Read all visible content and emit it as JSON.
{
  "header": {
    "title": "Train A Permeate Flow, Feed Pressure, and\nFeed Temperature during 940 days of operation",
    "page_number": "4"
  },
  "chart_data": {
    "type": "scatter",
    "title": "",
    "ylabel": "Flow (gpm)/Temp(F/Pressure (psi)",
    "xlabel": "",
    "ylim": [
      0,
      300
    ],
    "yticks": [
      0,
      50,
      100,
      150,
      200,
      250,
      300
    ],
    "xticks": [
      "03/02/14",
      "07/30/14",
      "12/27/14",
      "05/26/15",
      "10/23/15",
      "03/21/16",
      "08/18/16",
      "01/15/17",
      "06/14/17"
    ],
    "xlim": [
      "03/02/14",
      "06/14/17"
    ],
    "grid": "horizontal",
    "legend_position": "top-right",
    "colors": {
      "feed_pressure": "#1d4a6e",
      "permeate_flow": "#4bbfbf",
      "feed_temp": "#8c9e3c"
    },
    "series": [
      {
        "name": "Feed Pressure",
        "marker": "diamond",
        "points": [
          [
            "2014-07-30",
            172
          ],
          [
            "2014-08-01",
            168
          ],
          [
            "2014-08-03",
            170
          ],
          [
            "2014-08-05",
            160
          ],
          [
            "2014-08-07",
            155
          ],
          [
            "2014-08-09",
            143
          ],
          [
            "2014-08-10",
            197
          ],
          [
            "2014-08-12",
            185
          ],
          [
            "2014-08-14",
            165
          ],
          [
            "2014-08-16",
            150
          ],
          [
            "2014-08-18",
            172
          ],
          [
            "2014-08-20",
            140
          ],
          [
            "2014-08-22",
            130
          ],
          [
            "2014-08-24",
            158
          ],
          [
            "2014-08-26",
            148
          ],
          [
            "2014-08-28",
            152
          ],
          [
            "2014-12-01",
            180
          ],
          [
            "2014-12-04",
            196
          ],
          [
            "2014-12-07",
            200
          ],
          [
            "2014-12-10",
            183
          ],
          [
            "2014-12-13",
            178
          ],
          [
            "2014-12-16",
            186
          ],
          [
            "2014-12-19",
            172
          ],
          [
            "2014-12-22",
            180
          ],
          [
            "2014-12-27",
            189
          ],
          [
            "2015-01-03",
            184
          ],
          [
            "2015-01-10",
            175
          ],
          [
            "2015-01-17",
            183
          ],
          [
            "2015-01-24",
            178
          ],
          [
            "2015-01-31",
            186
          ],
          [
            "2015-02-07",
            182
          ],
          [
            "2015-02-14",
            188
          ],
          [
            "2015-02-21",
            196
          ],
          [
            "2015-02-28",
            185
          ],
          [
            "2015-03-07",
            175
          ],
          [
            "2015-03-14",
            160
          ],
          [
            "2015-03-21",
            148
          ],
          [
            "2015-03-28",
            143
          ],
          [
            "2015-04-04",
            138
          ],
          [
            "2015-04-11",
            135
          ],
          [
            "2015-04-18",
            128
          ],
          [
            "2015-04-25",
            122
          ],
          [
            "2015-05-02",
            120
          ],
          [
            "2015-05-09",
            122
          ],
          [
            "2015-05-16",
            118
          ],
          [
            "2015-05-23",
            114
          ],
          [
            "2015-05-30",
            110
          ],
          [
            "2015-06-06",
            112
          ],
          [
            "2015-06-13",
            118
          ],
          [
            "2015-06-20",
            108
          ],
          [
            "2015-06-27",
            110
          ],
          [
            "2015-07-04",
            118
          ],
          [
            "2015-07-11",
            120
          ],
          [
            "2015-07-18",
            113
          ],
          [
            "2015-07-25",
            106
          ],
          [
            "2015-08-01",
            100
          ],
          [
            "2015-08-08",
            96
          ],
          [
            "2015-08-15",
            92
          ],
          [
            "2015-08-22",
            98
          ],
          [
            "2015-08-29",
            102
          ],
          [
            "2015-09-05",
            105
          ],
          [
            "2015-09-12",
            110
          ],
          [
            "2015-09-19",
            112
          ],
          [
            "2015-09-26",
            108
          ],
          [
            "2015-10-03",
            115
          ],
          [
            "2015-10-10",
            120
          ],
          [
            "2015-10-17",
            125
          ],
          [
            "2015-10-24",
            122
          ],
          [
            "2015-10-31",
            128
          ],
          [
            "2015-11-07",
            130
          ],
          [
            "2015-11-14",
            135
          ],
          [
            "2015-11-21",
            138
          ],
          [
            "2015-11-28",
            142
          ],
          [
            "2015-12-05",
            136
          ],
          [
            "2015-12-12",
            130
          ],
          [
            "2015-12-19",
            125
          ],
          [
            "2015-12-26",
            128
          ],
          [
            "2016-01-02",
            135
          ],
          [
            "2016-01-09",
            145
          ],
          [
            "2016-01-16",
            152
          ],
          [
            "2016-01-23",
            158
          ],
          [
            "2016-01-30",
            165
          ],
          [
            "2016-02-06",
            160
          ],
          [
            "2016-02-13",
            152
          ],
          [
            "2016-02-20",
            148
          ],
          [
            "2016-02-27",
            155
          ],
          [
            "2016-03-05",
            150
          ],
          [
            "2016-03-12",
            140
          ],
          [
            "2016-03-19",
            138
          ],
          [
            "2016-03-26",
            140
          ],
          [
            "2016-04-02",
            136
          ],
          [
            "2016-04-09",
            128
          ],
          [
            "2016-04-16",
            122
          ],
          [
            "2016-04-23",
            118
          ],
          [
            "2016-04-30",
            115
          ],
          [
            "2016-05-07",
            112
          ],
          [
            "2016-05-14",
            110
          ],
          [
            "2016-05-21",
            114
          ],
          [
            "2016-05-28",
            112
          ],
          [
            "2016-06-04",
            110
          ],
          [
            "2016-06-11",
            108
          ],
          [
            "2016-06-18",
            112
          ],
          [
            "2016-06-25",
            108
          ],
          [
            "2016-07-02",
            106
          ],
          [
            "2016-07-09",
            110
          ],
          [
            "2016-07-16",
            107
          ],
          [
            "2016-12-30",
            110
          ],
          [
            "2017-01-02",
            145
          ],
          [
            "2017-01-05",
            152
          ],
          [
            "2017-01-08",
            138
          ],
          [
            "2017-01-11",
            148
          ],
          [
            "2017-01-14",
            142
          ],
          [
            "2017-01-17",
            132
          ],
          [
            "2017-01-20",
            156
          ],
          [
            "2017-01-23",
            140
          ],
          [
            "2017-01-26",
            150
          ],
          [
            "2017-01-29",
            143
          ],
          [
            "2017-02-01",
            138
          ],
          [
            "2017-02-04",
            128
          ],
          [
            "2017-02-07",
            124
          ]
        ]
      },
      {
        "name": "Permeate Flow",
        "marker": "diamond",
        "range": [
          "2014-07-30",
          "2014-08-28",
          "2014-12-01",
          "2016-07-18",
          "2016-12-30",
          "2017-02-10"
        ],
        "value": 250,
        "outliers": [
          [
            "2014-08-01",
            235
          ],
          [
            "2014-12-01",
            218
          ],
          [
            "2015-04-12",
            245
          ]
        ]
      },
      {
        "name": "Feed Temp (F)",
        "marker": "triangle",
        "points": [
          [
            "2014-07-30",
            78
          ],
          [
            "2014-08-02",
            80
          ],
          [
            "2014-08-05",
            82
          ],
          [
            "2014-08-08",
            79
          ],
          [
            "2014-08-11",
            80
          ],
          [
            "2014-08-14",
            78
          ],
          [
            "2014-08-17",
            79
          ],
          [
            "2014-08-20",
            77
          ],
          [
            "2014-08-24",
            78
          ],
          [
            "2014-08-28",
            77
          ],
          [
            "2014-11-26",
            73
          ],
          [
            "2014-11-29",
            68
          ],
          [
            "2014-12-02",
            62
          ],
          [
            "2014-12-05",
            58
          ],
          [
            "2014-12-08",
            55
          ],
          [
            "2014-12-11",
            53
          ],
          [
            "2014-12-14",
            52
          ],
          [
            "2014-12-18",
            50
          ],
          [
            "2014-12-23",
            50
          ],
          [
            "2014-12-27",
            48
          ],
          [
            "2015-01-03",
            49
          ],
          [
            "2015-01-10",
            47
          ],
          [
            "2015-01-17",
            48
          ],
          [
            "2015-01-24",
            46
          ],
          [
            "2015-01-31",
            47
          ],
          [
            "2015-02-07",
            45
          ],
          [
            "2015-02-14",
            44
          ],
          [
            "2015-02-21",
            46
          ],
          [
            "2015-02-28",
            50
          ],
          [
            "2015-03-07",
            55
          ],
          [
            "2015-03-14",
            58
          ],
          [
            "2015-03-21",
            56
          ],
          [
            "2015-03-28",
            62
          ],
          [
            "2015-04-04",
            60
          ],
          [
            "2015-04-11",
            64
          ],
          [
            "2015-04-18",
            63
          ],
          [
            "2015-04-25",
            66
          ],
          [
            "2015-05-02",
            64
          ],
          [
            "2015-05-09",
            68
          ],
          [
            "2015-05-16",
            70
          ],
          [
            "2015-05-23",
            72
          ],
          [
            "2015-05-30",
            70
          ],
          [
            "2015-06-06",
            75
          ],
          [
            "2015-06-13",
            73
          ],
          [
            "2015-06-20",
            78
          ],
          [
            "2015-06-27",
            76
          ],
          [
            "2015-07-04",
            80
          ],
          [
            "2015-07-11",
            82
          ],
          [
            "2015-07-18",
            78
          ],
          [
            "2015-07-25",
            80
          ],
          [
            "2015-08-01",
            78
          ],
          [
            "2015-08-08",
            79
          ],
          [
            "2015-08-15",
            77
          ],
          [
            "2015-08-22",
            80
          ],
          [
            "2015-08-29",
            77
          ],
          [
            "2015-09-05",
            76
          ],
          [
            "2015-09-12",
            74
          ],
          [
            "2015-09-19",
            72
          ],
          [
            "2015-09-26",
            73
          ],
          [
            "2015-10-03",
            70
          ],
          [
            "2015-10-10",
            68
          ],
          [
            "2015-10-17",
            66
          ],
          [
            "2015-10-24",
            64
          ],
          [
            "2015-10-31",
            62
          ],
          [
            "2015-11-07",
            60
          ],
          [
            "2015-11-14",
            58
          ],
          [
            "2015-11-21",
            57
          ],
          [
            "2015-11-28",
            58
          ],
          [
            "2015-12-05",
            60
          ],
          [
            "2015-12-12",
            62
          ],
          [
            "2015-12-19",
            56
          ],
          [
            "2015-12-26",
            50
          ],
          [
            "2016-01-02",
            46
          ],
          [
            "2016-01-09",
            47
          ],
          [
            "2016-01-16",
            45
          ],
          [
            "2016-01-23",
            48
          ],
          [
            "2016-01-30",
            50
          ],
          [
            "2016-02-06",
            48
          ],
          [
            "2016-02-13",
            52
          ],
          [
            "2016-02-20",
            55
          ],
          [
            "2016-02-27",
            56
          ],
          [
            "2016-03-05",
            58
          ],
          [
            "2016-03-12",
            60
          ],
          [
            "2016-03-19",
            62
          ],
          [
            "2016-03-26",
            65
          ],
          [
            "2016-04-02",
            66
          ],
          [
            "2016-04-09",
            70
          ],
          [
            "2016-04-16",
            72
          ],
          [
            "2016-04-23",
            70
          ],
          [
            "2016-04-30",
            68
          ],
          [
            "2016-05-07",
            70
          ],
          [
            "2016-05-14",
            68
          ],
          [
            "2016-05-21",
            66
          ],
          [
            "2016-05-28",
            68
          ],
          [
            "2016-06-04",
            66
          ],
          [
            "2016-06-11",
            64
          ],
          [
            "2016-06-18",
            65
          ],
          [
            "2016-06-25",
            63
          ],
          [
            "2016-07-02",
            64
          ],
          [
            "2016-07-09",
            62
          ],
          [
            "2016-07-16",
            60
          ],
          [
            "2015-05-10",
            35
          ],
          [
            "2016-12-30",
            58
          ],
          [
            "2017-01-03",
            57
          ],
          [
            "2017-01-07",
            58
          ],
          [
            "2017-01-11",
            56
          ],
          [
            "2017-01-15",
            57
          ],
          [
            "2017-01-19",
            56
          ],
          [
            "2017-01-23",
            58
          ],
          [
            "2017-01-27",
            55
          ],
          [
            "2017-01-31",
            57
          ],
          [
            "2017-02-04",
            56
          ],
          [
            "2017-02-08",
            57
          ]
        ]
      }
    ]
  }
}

##########

### Requirements
Find every line containing the word "title", then give the total and nothing more.

### Output for this exercise
2